==== Information shown ====

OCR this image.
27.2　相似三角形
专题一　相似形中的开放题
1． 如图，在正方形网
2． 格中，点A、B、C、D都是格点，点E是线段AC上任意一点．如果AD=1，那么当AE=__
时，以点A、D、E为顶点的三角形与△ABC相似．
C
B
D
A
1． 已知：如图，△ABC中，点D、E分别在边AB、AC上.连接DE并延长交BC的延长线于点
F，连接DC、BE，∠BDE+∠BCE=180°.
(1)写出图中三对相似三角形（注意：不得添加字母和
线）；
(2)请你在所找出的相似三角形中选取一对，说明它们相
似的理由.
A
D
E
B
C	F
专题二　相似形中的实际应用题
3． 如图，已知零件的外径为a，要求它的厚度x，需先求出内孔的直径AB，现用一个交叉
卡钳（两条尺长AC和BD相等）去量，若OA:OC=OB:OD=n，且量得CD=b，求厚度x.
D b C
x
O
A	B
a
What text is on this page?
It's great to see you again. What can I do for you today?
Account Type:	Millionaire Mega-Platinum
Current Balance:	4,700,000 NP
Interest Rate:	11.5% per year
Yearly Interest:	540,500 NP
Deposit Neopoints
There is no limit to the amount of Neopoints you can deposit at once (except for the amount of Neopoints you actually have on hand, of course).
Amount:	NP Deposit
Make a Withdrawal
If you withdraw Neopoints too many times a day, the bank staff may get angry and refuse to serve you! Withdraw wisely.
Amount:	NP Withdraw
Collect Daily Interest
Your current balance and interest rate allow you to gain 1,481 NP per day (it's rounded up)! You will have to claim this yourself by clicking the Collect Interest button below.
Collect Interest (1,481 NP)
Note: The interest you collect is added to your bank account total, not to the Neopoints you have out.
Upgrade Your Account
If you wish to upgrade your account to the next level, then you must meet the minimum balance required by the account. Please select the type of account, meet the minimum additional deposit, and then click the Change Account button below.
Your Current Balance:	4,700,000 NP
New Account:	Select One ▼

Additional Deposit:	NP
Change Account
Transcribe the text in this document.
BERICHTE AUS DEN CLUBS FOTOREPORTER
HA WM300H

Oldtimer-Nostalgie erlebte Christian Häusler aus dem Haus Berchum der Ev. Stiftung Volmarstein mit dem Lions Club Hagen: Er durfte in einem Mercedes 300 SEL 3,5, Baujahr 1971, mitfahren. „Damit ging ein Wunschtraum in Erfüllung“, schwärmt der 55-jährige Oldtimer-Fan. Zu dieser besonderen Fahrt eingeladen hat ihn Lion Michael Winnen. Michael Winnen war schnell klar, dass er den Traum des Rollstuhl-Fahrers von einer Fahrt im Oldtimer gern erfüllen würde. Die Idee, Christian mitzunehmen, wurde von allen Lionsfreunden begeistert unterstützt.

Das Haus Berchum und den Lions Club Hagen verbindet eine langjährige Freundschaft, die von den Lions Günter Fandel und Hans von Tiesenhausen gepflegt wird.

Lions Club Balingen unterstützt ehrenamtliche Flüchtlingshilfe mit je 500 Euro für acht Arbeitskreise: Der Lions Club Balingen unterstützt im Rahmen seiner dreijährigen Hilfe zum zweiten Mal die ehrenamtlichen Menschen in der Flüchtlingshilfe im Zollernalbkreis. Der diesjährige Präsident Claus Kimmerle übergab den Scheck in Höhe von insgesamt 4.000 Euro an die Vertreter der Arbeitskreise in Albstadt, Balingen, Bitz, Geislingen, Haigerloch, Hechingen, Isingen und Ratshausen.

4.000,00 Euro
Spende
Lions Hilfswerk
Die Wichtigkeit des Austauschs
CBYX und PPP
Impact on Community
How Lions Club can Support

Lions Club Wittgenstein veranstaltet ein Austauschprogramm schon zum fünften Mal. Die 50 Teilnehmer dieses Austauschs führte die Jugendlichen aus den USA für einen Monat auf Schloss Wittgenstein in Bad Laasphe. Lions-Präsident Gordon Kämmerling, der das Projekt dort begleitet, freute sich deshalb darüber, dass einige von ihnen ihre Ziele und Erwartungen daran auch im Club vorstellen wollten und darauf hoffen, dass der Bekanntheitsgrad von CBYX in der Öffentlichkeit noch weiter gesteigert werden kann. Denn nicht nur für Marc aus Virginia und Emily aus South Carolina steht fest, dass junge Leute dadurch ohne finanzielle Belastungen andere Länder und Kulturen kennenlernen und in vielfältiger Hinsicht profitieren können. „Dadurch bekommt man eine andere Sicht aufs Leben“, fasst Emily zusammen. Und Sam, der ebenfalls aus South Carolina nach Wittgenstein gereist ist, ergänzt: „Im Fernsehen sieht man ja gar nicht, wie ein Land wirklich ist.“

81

====

## Given task
Write out every line of the material again, exactly as it reads.

## Exercise response
OCR this image.
27.2　相似三角形
专题一　相似形中的开放题
1． 如图，在正方形网
2． 格中，点A、B、C、D都是格点，点E是线段AC上任意一点．如果AD=1，那么当AE=__
时，以点A、D、E为顶点的三角形与△ABC相似．
C
B
D
A
1． 已知：如图，△ABC中，点D、E分别在边AB、AC上.连接DE并延长交BC的延长线于点
F，连接DC、BE，∠BDE+∠BCE=180°.
(1)写出图中三对相似三角形（注意：不得添加字母和
线）；
(2)请你在所找出的相似三角形中选取一对，说明它们相
似的理由.
A
D
E
B
C	F
专题二　相似形中的实际应用题
3． 如图，已知零件的外径为a，要求它的厚度x，需先求出内孔的直径AB，现用一个交叉
卡钳（两条尺长AC和BD相等）去量，若OA:OC=OB:OD=n，且量得CD=b，求厚度x.
D b C
x
O
A	B
a
What text is on this page?
It's great to see you again. What can I do for you today?
Account Type:	Millionaire Mega-Platinum
Current Balance:	4,700,000 NP
Interest Rate:	11.5% per year
Yearly Interest:	540,500 NP
Deposit Neopoints
There is no limit to the amount of Neopoints you can deposit at once (except for the amount of Neopoints you actually have on hand, of course).
Amount:	NP Deposit
Make a Withdrawal
If you withdraw Neopoints too many times a day, the bank staff may get angry and refuse to serve you! Withdraw wisely.
Amount:	NP Withdraw
Collect Daily Interest
Your current balance and interest rate allow you to gain 1,481 NP per day (it's rounded up)! You will have to claim this yourself by clicking the Collect Interest button below.
Collect Interest (1,481 NP)
Note: The interest you collect is added to your bank account total, not to the Neopoints you have out.
Upgrade Your Account
If you wish to upgrade your account to the next level, then you must meet the minimum balance required by the account. Please select the type of account, meet the minimum additional deposit, and then click the Change Account button below.
Your Current Balance:	4,700,000 NP
New Account:	Select One ▼

Additional Deposit:	NP
Change Account
Transcribe the text in this document.
BERICHTE AUS DEN CLUBS FOTOREPORTER
HA WM300H

Oldtimer-Nostalgie erlebte Christian Häusler aus dem Haus Berchum der Ev. Stiftung Volmarstein mit dem Lions Club Hagen: Er durfte in einem Mercedes 300 SEL 3,5, Baujahr 1971, mitfahren. „Damit ging ein Wunschtraum in Erfüllung“, schwärmt der 55-jährige Oldtimer-Fan. Zu dieser besonderen Fahrt eingeladen hat ihn Lion Michael Winnen. Michael Winnen war schnell klar, dass er den Traum des Rollstuhl-Fahrers von einer Fahrt im Oldtimer gern erfüllen würde. Die Idee, Christian mitzunehmen, wurde von allen Lionsfreunden begeistert unterstützt.

Das Haus Berchum und den Lions Club Hagen verbindet eine langjährige Freundschaft, die von den Lions Günter Fandel und Hans von Tiesenhausen gepflegt wird.

Lions Club Balingen unterstützt ehrenamtliche Flüchtlingshilfe mit je 500 Euro für acht Arbeitskreise: Der Lions Club Balingen unterstützt im Rahmen seiner dreijährigen Hilfe zum zweiten Mal die ehrenamtlichen Menschen in der Flüchtlingshilfe im Zollernalbkreis. Der diesjährige Präsident Claus Kimmerle übergab den Scheck in Höhe von insgesamt 4.000 Euro an die Vertreter der Arbeitskreise in Albstadt, Balingen, Bitz, Geislingen, Haigerloch, Hechingen, Isingen und Ratshausen.

4.000,00 Euro
Spende
Lions Hilfswerk
Die Wichtigkeit des Austauschs
CBYX und PPP
Impact on Community
How Lions Club can Support

Lions Club Wittgenstein veranstaltet ein Austauschprogramm schon zum fünften Mal. Die 50 Teilnehmer dieses Austauschs führte die Jugendlichen aus den USA für einen Monat auf Schloss Wittgenstein in Bad Laasphe. Lions-Präsident Gordon Kämmerling, der das Projekt dort begleitet, freute sich deshalb darüber, dass einige von ihnen ihre Ziele und Erwartungen daran auch im Club vorstellen wollten und darauf hoffen, dass der Bekanntheitsgrad von CBYX in der Öffentlichkeit noch weiter gesteigert werden kann. Denn nicht nur für Marc aus Virginia und Emily aus South Carolina steht fest, dass junge Leute dadurch ohne finanzielle Belastungen andere Länder und Kulturen kennenlernen und in vielfältiger Hinsicht profitieren können. „Dadurch bekommt man eine andere Sicht aufs Leben“, fasst Emily zusammen. Und Sam, der ebenfalls aus South Carolina nach Wittgenstein gereist ist, ergänzt: „Im Fernsehen sieht man ja gar nicht, wie ein Land wirklich ist.“

81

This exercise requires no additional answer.